(Dataset items)
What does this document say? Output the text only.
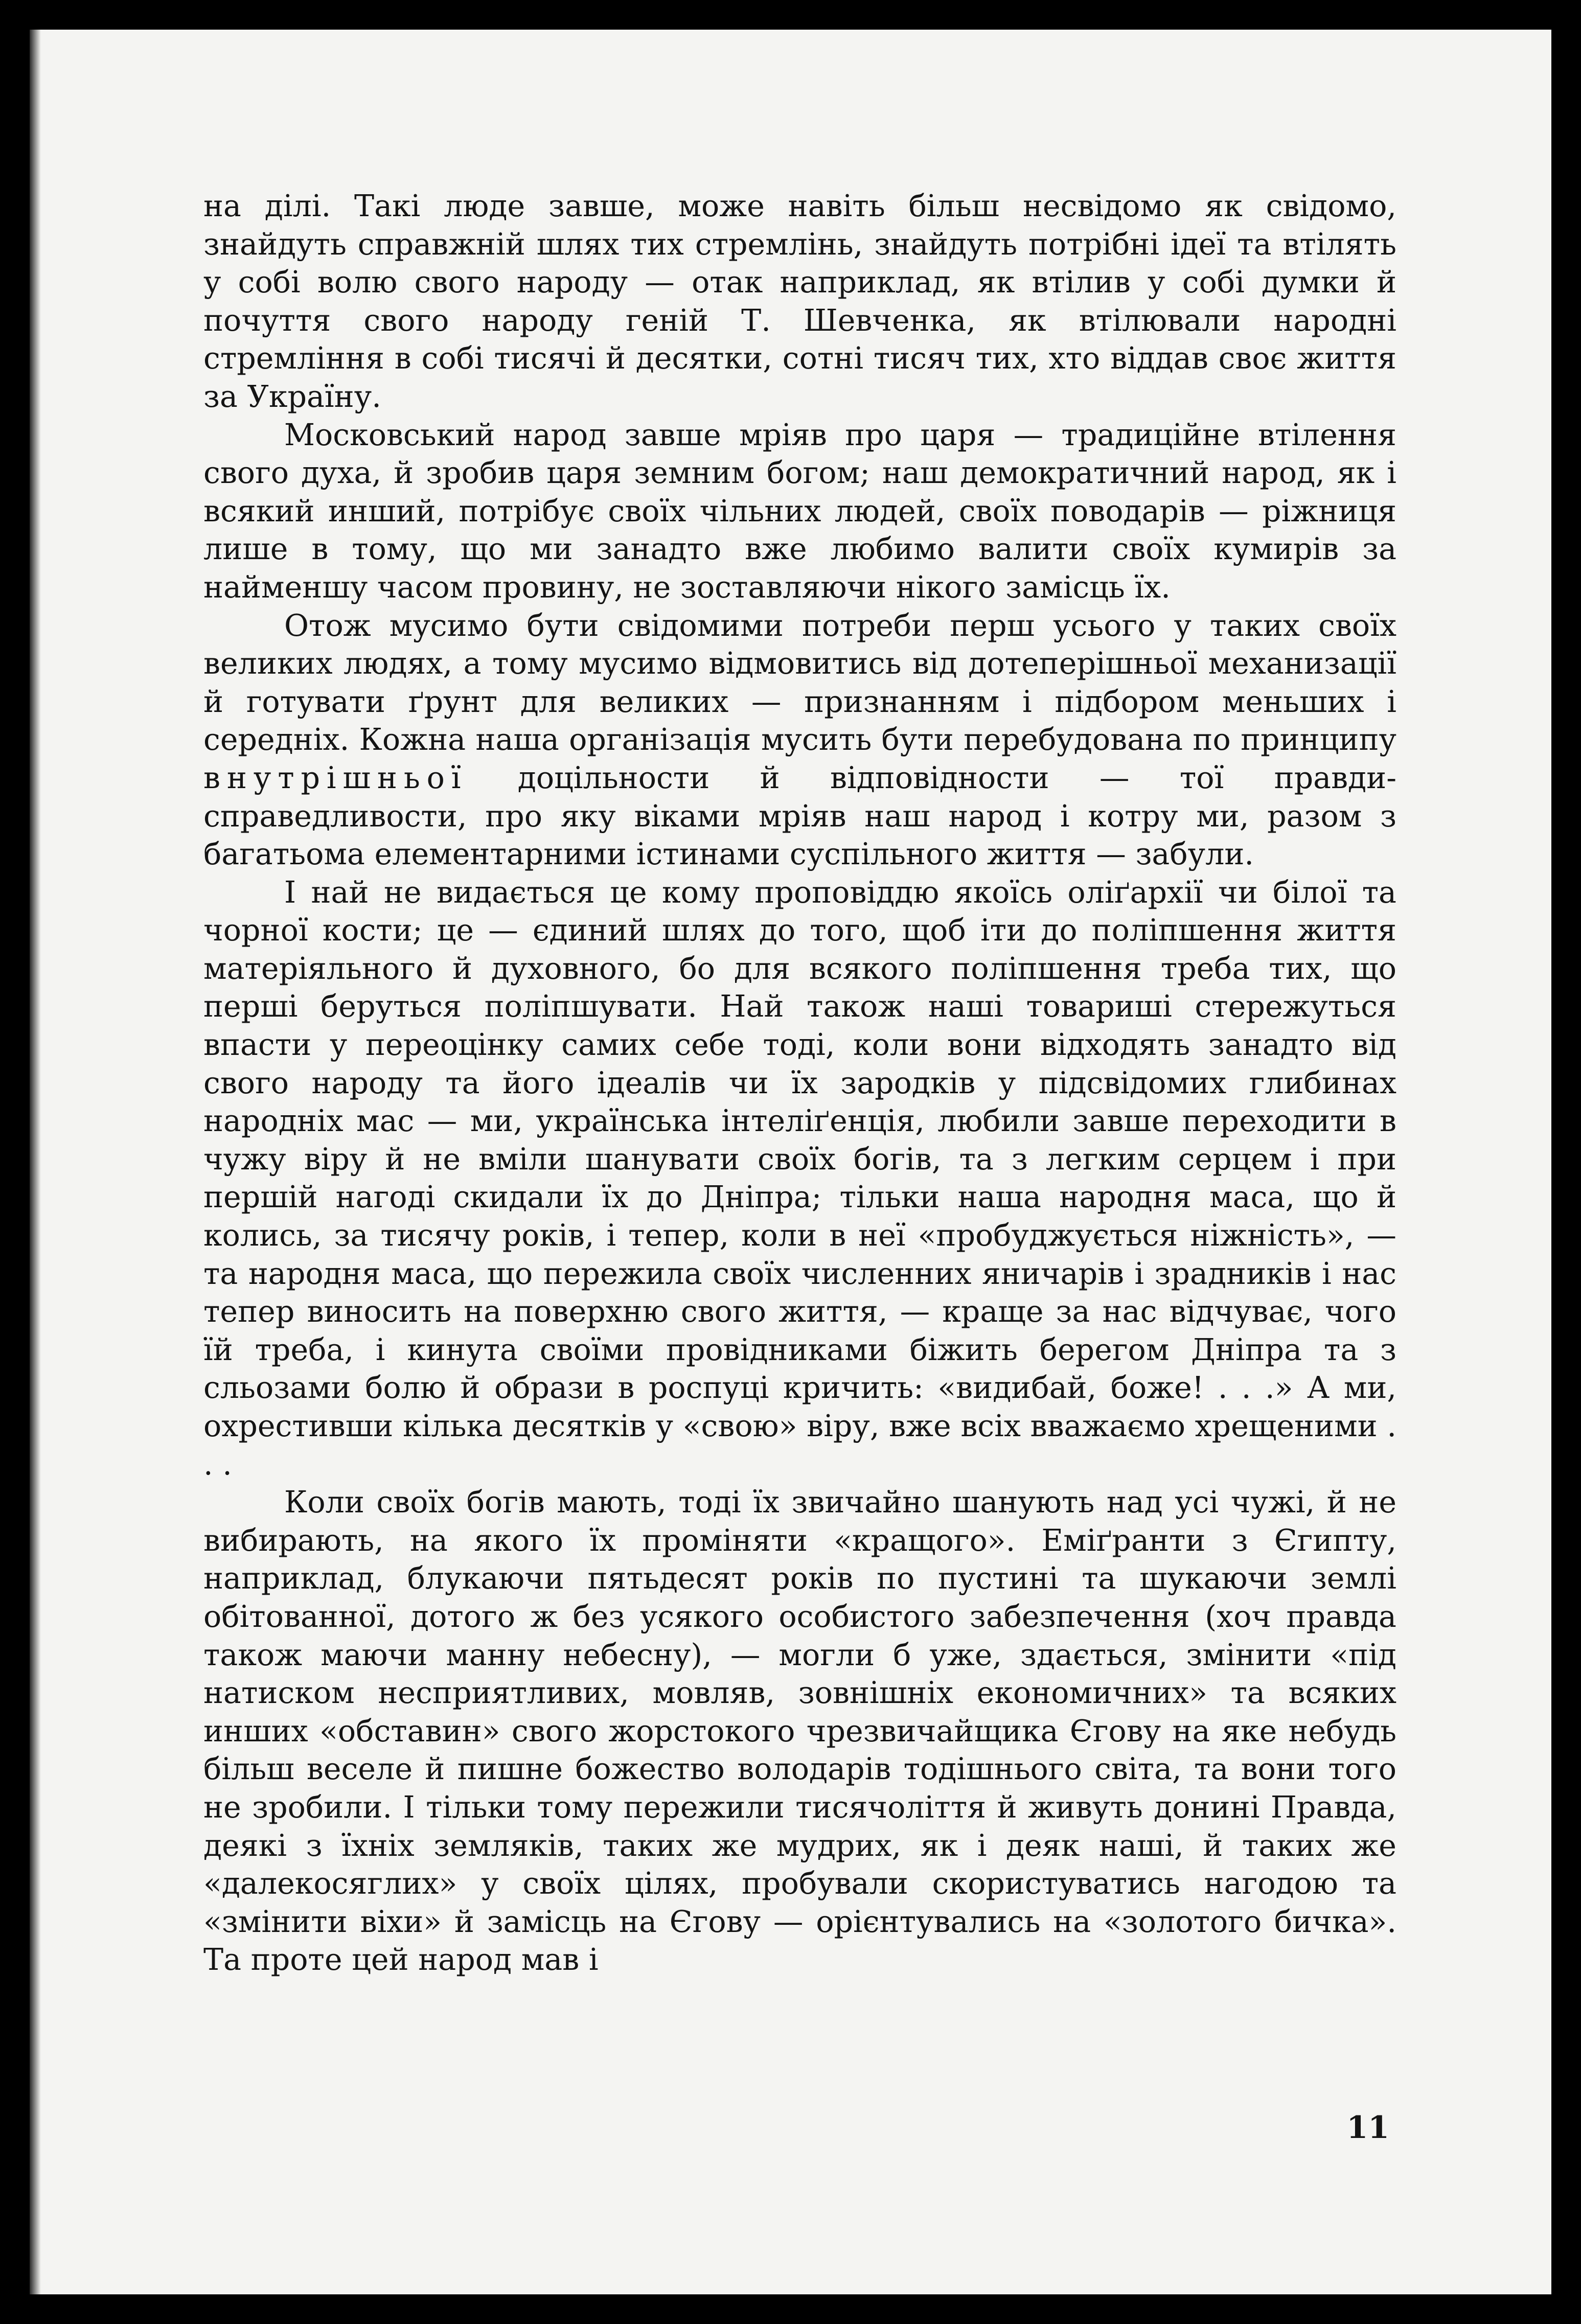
на ділі. Такі люде завше, може навіть більш несвідомо як свідомо, знайдуть справжній шлях тих стремлінь, знайдуть потрібні ідеї та втілять у собі волю свого народу — отак наприклад, як втілив у собі думки й почуття свого народу геній Т. Шевченка, як втілювали народні стремління в собі тисячі й десятки, сотні тисяч тих, хто віддав своє життя за Україну.

Московський народ завше мріяв про царя — традиційне втілення свого духа, й зробив царя земним богом; наш демократичний народ, як і всякий инший, потрібує своїх чільних людей, своїх поводарів — ріжниця лише в тому, що ми занадто вже любимо валити своїх кумирів за найменшу часом провину, не зоставляючи нікого замісць їх.

Отож мусимо бути свідомими потреби перш усього у таких своїх великих людях, а тому мусимо відмовитись від дотеперішньої механизації й готувати ґрунт для великих — признанням і підбором меньших і середніх. Кожна наша організація мусить бути перебудована по принципу внутрішньої доцільности й відповідности — тої правди-справедливости, про яку віками мріяв наш народ і котру ми, разом з багатьома елементарними істинами суспільного життя — забули.

І най не видається це кому проповіддю якоїсь оліґархії чи білої та чорної кости; це — єдиний шлях до того, щоб іти до поліпшення життя матеріяльного й духовного, бо для всякого поліпшення треба тих, що перші беруться поліпшувати. Най також наші товариші стережуться впасти у переоцінку самих себе тоді, коли вони відходять занадто від свого народу та його ідеалів чи їх зародків у підсвідомих глибинах народніх мас — ми, українська інтеліґенція, любили завше переходити в чужу віру й не вміли шанувати своїх богів, та з легким серцем і при першій нагоді скидали їх до Дніпра; тільки наша народня маса, що й колись, за тисячу років, і тепер, коли в неї «пробуджується ніжність», — та народня маса, що пережила своїх численних яничарів і зрадників і нас тепер виносить на поверхню свого життя, — краще за нас відчуває, чого їй треба, і кинута своїми провідниками біжить берегом Дніпра та з сльозами болю й образи в роспуці кричить: «видибай, боже! . . .» А ми, охрестивши кілька десятків у «свою» віру, вже всіх вважаємо хрещеними . . .

Коли своїх богів мають, тоді їх звичайно шанують над усі чужі, й не вибирають, на якого їх проміняти «кращого». Еміґранти з Єгипту, наприклад, блукаючи пятьдесят років по пустині та шукаючи землі обітованної, дотого ж без усякого особистого забезпечення (хоч правда також маючи манну небесну), — могли б уже, здається, змінити «під натиском несприятливих, мовляв, зовнішніх економичних» та всяких инших «обставин» свого жорстокого чрезвичайщика Єгову на яке небудь більш веселе й пишне божество володарів тодішнього світа, та вони того не зробили. І тільки тому пережили тисячоліття й живуть донині Правда, деякі з їхніх земляків, таких же мудрих, як і деяк наші, й таких же «далекосяглих» у своїх цілях, пробували скористуватись нагодою та «змінити віхи» й замісць на Єгову — орієнтувались на «золотого бичка». Та проте цей народ мав і

11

--- WHAT YOU NEED TO DO ---
Every line that holds the word "наприклад" should be extracted.

--- SOLUTION TO THIS PROBLEM ---
на ділі. Такі люде завше, може навіть більш несвідомо як свідомо, знайдуть справжній шлях тих стремлінь, знайдуть потрібні ідеї та втілять у собі волю свого народу — отак наприклад, як втілив у собі думки й почуття свого народу геній Т. Шевченка, як втілювали народні стремління в собі тисячі й десятки, сотні тисяч тих, хто віддав своє життя за Україну.
Коли своїх богів мають, тоді їх звичайно шанують над усі чужі, й не вибирають, на якого їх проміняти «кращого». Еміґранти з Єгипту, наприклад, блукаючи пятьдесят років по пустині та шукаючи землі обітованної, дотого ж без усякого особистого забезпечення (хоч правда також маючи манну небесну), — могли б уже, здається, змінити «під натиском несприятливих, мовляв, зовнішніх економичних» та всяких инших «обставин» свого жорстокого чрезвичайщика Єгову на яке небудь більш веселе й пишне божество володарів тодішнього світа, та вони того не зробили. І тільки тому пережили тисячоліття й живуть донині Правда, деякі з їхніх земляків, таких же мудрих, як і деяк наші, й таких же «далекосяглих» у своїх цілях, пробували скористуватись нагодою та «змінити віхи» й замісць на Єгову — орієнтувались на «золотого бичка». Та проте цей народ мав і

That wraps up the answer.